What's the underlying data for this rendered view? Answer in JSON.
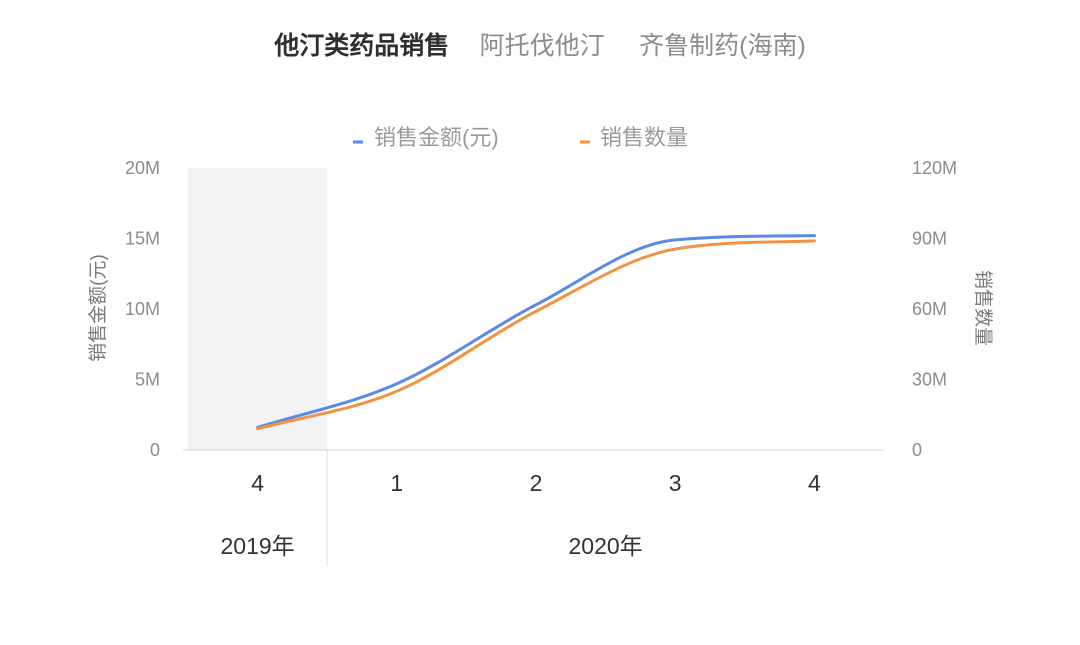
{
  "title": {
    "main": "他汀类药品销售",
    "drug": "阿托伐他汀",
    "maker": "齐鲁制药(海南)"
  },
  "colors": {
    "shade": "#f2f3f5",
    "axis": "#d4d4d4",
    "divider": "#e2e2e2"
  },
  "chart_data": {
    "type": "line",
    "categories": [
      "4",
      "1",
      "2",
      "3",
      "4"
    ],
    "groups": [
      {
        "label": "2019年",
        "span": 1,
        "shaded": true
      },
      {
        "label": "2020年",
        "span": 4,
        "shaded": false
      }
    ],
    "series": [
      {
        "name": "销售金额(元)",
        "axis": "left",
        "color": "#5b8ae6",
        "values": [
          1600000,
          4700000,
          10300000,
          14900000,
          15200000
        ]
      },
      {
        "name": "销售数量",
        "axis": "right",
        "color": "#f39145",
        "values": [
          9000000,
          25000000,
          59000000,
          85500000,
          89000000
        ]
      }
    ],
    "y_left": {
      "label": "销售金额(元)",
      "range": [
        0,
        20000000
      ],
      "ticks": [
        0,
        5000000,
        10000000,
        15000000,
        20000000
      ],
      "tick_labels": [
        "0",
        "5M",
        "10M",
        "15M",
        "20M"
      ]
    },
    "y_right": {
      "label": "销售数量",
      "range": [
        0,
        120000000
      ],
      "ticks": [
        0,
        30000000,
        60000000,
        90000000,
        120000000
      ],
      "tick_labels": [
        "0",
        "30M",
        "60M",
        "90M",
        "120M"
      ]
    },
    "legend": "top",
    "grid": false
  }
}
----
[Given exercise]:
Retype every entry verbatim and exclude the pictures from the copy.

[Solution for this exercise]:
What's the underlying data for this rendered view? Answer in JSON.
{
  "title": {
    "main": "他汀类药品销售",
    "drug": "阿托伐他汀",
    "maker": "齐鲁制药(海南)"
  },
  "colors": {
    "shade": "#f2f3f5",
    "axis": "#d4d4d4",
    "divider": "#e2e2e2"
  },
  "chart_data": {
    "type": "line",
    "categories": [
      "4",
      "1",
      "2",
      "3",
      "4"
    ],
    "groups": [
      {
        "label": "2019年",
        "span": 1,
        "shaded": true
      },
      {
        "label": "2020年",
        "span": 4,
        "shaded": false
      }
    ],
    "series": [
      {
        "name": "销售金额(元)",
        "axis": "left",
        "color": "#5b8ae6",
        "values": [
          1600000,
          4700000,
          10300000,
          14900000,
          15200000
        ]
      },
      {
        "name": "销售数量",
        "axis": "right",
        "color": "#f39145",
        "values": [
          9000000,
          25000000,
          59000000,
          85500000,
          89000000
        ]
      }
    ],
    "y_left": {
      "label": "销售金额(元)",
      "range": [
        0,
        20000000
      ],
      "ticks": [
        0,
        5000000,
        10000000,
        15000000,
        20000000
      ],
      "tick_labels": [
        "0",
        "5M",
        "10M",
        "15M",
        "20M"
      ]
    },
    "y_right": {
      "label": "销售数量",
      "range": [
        0,
        120000000
      ],
      "ticks": [
        0,
        30000000,
        60000000,
        90000000,
        120000000
      ],
      "tick_labels": [
        "0",
        "30M",
        "60M",
        "90M",
        "120M"
      ]
    },
    "legend": "top",
    "grid": false
  }
}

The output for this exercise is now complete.